Quote the records below, starting with the line that contains "give bounding boxes" and continuing through the line that contains "day-number: 22 [348, 366, 444, 381]". Reproduce each line verbatim.

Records
▼

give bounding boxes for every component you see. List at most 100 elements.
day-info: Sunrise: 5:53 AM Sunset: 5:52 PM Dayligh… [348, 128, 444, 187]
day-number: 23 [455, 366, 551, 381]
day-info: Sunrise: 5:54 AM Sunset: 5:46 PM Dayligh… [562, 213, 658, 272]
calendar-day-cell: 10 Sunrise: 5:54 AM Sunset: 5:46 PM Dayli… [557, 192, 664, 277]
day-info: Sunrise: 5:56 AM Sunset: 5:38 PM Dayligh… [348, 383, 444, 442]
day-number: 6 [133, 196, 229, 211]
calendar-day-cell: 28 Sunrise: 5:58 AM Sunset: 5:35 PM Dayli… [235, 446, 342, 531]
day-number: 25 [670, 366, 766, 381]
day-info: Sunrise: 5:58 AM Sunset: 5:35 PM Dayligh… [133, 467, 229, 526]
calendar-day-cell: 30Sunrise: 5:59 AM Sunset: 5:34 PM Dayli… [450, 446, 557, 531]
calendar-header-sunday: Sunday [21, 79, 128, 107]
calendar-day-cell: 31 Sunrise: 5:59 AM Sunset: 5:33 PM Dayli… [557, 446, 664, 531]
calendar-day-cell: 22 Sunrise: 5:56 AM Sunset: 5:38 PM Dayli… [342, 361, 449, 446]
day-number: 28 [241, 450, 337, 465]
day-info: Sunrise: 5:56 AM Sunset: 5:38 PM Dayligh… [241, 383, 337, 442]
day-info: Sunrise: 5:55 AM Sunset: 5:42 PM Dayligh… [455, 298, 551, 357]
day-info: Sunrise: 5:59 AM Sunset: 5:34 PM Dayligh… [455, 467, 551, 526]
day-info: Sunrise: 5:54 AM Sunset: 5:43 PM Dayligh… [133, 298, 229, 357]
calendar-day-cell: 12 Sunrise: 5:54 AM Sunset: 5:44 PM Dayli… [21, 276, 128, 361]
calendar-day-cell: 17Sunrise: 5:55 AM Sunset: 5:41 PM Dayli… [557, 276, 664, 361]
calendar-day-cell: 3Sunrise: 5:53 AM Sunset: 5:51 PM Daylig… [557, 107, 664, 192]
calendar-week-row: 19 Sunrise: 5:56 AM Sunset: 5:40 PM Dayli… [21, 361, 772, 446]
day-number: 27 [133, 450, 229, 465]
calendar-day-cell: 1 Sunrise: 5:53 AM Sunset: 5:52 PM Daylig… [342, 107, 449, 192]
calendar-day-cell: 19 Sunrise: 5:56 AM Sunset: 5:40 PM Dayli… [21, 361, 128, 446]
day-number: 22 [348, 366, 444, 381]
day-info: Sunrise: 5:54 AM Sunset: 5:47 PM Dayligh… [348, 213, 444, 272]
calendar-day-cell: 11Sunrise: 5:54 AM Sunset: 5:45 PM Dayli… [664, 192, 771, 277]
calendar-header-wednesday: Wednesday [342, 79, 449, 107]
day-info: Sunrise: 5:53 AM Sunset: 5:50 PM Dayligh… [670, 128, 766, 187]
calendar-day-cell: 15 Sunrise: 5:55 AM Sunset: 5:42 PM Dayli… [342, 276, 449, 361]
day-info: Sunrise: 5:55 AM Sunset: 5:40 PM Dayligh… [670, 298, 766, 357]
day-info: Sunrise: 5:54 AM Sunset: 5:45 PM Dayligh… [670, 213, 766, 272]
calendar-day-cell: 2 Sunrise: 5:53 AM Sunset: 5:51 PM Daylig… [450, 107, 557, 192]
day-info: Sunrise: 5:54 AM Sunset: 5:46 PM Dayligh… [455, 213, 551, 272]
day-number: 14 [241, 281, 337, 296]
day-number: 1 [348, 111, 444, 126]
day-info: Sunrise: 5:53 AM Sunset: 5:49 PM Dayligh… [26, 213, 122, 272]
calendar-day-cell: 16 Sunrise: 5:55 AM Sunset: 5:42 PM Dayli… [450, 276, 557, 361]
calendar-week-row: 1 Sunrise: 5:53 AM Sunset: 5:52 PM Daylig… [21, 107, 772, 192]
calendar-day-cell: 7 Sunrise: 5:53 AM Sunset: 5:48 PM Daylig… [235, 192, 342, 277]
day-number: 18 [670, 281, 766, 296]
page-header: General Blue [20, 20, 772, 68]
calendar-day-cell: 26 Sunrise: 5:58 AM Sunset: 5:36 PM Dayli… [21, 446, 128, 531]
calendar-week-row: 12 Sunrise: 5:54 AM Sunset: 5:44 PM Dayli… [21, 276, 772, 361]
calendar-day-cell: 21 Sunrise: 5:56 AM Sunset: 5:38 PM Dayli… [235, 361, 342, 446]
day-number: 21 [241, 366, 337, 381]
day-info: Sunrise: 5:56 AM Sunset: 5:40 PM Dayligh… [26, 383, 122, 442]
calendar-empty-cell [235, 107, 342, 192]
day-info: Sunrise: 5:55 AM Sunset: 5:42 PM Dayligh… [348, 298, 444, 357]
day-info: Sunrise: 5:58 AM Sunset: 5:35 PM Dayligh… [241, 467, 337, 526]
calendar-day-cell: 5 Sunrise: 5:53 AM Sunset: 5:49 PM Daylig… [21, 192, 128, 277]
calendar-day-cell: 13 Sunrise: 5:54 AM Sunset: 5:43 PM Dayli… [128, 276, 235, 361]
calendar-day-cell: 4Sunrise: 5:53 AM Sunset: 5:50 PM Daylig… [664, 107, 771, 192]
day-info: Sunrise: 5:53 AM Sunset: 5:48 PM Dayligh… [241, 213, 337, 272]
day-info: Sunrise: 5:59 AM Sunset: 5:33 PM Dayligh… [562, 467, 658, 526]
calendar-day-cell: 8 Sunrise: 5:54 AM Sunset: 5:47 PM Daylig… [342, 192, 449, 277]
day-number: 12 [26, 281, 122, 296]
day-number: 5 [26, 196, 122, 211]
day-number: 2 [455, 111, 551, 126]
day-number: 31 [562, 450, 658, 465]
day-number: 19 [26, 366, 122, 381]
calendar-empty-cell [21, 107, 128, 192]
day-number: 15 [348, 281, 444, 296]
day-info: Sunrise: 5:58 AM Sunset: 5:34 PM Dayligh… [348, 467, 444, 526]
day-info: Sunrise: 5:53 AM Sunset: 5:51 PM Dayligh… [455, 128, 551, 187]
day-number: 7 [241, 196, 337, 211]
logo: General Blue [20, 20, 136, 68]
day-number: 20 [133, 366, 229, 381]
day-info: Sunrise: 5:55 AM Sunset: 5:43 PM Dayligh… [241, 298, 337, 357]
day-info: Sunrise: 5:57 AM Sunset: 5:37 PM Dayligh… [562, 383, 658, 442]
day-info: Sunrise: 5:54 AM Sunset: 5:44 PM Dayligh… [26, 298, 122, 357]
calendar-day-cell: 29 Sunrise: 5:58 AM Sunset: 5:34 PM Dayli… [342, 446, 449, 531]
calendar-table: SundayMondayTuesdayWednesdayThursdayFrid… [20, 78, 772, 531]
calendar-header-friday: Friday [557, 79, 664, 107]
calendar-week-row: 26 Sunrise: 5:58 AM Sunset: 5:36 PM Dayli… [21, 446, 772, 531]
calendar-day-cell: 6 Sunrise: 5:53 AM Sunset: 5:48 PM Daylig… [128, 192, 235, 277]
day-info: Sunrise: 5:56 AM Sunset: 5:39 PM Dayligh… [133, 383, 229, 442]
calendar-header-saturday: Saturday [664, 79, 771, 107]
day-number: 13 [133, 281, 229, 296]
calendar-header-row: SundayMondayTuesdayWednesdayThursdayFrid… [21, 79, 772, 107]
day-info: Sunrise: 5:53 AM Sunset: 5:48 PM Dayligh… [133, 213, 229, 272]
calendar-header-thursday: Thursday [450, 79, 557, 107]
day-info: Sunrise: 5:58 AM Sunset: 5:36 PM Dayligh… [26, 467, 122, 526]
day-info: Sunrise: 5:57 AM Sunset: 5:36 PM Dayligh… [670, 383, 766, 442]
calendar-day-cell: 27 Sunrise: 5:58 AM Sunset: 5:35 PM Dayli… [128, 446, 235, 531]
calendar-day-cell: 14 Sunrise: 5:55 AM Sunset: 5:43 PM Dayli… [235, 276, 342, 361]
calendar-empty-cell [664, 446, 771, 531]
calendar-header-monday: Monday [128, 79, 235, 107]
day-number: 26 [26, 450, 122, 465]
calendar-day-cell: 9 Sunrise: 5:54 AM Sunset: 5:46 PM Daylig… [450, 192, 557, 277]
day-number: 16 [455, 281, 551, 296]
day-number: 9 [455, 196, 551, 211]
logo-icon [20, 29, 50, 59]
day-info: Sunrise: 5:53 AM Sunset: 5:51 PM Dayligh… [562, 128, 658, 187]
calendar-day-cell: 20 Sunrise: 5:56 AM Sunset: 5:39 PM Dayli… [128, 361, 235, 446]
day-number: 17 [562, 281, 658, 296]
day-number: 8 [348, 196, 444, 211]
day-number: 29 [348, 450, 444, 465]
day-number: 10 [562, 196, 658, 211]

▲
▼

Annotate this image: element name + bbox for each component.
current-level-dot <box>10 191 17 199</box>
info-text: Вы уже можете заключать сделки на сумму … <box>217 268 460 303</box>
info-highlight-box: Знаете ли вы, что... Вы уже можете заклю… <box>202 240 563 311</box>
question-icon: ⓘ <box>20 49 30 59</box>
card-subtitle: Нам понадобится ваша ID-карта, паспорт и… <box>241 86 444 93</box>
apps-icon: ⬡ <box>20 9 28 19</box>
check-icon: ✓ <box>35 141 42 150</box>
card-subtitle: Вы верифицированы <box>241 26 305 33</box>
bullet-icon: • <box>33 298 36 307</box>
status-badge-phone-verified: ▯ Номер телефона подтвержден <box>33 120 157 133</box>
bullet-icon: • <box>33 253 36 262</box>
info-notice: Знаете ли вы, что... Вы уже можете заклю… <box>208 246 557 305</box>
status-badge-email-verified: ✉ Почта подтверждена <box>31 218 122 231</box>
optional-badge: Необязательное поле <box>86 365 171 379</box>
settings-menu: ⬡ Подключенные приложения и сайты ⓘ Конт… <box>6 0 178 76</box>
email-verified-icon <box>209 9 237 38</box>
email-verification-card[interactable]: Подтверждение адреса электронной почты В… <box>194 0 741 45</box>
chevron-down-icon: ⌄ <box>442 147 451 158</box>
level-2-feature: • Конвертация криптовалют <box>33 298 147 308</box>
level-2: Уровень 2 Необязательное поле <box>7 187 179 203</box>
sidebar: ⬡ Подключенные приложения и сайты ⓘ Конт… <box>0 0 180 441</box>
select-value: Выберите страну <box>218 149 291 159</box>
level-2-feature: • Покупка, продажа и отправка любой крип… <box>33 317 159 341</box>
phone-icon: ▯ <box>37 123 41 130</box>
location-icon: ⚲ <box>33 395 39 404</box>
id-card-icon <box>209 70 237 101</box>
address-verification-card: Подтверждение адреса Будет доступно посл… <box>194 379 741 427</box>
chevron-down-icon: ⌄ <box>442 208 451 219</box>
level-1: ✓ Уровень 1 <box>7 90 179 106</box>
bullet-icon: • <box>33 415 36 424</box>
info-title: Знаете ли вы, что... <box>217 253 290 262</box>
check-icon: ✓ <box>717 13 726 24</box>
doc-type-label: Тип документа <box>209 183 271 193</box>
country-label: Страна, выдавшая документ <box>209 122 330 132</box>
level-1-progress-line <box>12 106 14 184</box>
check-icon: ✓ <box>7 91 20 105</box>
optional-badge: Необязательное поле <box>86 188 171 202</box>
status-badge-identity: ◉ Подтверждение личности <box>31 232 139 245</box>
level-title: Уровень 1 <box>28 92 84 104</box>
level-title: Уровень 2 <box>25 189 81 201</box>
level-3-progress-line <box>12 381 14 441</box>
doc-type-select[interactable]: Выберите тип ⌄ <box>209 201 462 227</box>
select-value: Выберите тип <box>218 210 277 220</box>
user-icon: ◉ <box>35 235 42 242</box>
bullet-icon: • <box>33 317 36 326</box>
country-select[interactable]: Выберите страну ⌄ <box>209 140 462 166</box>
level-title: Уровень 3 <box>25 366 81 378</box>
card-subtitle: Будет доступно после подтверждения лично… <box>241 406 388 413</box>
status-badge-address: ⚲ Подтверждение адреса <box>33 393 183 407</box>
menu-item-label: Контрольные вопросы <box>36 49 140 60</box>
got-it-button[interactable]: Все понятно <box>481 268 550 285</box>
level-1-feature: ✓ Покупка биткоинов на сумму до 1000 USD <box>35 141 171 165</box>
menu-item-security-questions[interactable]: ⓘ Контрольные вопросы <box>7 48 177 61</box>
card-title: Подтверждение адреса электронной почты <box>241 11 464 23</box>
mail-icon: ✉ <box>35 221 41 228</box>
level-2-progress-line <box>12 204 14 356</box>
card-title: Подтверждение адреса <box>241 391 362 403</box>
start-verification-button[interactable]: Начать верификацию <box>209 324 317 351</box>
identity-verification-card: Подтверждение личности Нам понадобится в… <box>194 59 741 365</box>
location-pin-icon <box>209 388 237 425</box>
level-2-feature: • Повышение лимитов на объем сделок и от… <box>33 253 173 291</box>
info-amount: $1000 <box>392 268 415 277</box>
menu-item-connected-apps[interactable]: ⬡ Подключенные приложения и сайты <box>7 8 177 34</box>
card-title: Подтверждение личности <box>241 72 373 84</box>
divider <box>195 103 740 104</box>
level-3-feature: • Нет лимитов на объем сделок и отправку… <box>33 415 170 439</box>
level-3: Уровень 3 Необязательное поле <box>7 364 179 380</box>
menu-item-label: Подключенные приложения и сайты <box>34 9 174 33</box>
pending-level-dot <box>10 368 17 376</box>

▲

RESPONSE TO THIS EXERCISE
give bounding boxes for every component you see. List at most 100 elements.
day-info: Sunrise: 5:53 AM Sunset: 5:52 PM Dayligh… [348, 128, 444, 187]
day-number: 23 [455, 366, 551, 381]
day-info: Sunrise: 5:54 AM Sunset: 5:46 PM Dayligh… [562, 213, 658, 272]
calendar-day-cell: 10 Sunrise: 5:54 AM Sunset: 5:46 PM Dayli… [557, 192, 664, 277]
day-info: Sunrise: 5:56 AM Sunset: 5:38 PM Dayligh… [348, 383, 444, 442]
day-number: 6 [133, 196, 229, 211]
calendar-day-cell: 28 Sunrise: 5:58 AM Sunset: 5:35 PM Dayli… [235, 446, 342, 531]
day-number: 25 [670, 366, 766, 381]
day-info: Sunrise: 5:58 AM Sunset: 5:35 PM Dayligh… [133, 467, 229, 526]
calendar-day-cell: 30Sunrise: 5:59 AM Sunset: 5:34 PM Dayli… [450, 446, 557, 531]
calendar-header-sunday: Sunday [21, 79, 128, 107]
calendar-day-cell: 31 Sunrise: 5:59 AM Sunset: 5:33 PM Dayli… [557, 446, 664, 531]
calendar-day-cell: 22 Sunrise: 5:56 AM Sunset: 5:38 PM Dayli… [342, 361, 449, 446]
day-number: 28 [241, 450, 337, 465]
day-info: Sunrise: 5:56 AM Sunset: 5:38 PM Dayligh… [241, 383, 337, 442]
day-info: Sunrise: 5:55 AM Sunset: 5:42 PM Dayligh… [455, 298, 551, 357]
day-info: Sunrise: 5:59 AM Sunset: 5:34 PM Dayligh… [455, 467, 551, 526]
day-info: Sunrise: 5:54 AM Sunset: 5:43 PM Dayligh… [133, 298, 229, 357]
calendar-day-cell: 12 Sunrise: 5:54 AM Sunset: 5:44 PM Dayli… [21, 276, 128, 361]
calendar-day-cell: 17Sunrise: 5:55 AM Sunset: 5:41 PM Dayli… [557, 276, 664, 361]
calendar-day-cell: 3Sunrise: 5:53 AM Sunset: 5:51 PM Daylig… [557, 107, 664, 192]
calendar-week-row: 19 Sunrise: 5:56 AM Sunset: 5:40 PM Dayli… [21, 361, 772, 446]
day-number: 27 [133, 450, 229, 465]
calendar-day-cell: 1 Sunrise: 5:53 AM Sunset: 5:52 PM Daylig… [342, 107, 449, 192]
calendar-day-cell: 19 Sunrise: 5:56 AM Sunset: 5:40 PM Dayli… [21, 361, 128, 446]
day-number: 22 [348, 366, 444, 381]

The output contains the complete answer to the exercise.